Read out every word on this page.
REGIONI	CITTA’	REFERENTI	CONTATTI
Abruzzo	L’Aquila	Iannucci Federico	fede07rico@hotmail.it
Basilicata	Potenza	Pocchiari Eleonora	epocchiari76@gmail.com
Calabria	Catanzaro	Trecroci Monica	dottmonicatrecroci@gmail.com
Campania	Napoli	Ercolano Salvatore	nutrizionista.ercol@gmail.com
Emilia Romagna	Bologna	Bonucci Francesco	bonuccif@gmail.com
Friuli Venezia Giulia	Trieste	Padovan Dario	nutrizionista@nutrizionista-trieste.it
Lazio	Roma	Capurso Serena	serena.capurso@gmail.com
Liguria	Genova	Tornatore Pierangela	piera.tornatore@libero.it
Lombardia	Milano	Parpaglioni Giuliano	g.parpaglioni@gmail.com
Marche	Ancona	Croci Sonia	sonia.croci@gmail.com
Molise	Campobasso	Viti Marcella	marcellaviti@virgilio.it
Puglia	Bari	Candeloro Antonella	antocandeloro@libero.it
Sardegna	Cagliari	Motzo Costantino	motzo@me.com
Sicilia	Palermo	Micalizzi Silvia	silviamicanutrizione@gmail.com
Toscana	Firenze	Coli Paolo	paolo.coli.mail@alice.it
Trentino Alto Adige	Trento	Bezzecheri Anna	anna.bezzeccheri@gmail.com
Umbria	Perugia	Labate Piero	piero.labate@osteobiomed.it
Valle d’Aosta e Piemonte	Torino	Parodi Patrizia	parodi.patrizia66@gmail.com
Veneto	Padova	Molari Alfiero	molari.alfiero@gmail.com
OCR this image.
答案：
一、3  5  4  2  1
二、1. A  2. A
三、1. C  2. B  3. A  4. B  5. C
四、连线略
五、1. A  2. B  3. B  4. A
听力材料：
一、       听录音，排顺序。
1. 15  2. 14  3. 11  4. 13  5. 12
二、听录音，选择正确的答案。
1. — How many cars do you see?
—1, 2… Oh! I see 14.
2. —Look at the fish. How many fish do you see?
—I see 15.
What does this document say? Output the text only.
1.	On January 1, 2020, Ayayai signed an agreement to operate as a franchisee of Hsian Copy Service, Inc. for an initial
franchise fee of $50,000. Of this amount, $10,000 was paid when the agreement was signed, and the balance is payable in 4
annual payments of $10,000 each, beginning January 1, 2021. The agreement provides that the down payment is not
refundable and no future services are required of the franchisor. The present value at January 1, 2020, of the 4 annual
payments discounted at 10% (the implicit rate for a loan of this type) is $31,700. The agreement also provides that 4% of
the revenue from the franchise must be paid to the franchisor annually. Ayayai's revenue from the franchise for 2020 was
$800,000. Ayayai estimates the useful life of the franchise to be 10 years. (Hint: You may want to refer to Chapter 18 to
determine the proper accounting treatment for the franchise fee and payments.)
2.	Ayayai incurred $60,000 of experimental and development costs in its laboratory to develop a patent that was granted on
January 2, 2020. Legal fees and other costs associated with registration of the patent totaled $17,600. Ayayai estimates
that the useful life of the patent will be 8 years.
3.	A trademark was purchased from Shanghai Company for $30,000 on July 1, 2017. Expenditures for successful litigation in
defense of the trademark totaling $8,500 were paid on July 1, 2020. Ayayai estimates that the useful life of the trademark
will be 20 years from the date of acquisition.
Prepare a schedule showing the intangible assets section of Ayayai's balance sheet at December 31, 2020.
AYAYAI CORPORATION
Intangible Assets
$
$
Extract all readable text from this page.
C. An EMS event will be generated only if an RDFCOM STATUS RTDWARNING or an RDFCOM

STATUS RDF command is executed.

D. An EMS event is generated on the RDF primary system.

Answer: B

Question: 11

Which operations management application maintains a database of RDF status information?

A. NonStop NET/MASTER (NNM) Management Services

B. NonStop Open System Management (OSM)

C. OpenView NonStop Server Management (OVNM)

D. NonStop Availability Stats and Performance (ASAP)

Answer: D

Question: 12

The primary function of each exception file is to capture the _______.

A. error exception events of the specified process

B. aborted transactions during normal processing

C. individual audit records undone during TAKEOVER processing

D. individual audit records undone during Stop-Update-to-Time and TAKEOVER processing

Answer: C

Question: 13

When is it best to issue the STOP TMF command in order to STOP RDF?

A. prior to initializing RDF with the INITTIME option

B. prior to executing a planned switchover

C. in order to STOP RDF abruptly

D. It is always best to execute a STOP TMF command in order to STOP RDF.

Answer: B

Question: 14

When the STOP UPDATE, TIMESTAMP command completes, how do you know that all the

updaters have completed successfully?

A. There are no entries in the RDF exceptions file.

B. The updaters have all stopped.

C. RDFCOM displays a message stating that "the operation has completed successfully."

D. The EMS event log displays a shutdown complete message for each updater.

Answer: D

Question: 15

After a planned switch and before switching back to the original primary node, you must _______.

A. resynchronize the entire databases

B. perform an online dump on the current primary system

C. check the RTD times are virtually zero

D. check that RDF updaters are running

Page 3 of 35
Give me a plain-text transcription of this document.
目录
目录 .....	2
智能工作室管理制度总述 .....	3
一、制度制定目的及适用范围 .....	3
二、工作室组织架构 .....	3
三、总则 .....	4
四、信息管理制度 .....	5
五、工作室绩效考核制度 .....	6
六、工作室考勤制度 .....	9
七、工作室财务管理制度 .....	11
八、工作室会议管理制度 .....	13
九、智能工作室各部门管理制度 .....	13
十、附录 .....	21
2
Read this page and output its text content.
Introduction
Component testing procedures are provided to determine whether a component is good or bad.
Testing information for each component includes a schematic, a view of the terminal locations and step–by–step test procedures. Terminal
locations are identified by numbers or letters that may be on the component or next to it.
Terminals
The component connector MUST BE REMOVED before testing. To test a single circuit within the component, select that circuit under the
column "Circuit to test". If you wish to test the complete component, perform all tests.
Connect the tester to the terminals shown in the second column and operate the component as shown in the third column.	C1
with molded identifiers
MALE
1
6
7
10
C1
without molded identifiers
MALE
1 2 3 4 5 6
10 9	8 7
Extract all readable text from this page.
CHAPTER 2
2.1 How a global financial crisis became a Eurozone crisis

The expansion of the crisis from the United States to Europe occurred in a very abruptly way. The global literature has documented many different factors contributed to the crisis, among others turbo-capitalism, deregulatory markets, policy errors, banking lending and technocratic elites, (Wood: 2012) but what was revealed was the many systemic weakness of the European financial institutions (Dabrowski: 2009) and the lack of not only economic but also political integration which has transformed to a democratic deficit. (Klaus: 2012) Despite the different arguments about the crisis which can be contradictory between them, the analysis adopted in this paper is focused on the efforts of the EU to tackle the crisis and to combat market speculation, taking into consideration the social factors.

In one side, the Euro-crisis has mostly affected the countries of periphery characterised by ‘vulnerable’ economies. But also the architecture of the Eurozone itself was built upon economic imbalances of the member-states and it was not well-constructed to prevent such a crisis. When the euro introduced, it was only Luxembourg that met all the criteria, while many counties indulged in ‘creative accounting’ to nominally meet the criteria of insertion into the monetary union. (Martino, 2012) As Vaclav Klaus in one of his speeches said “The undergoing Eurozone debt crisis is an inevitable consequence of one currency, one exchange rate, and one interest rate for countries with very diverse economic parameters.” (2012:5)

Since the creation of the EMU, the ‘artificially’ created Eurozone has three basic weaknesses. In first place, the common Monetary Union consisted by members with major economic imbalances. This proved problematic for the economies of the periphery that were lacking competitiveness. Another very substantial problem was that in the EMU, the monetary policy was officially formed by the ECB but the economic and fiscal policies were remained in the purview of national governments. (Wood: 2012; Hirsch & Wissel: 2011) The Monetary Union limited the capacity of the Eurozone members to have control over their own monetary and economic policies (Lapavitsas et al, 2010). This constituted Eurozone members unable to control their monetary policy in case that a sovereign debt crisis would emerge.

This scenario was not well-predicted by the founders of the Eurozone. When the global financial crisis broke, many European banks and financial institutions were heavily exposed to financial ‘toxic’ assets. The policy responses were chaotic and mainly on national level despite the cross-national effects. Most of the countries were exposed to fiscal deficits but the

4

Given exercise> Say how many lines include the word "locations"; reply with the number alone.

Result of this task> 2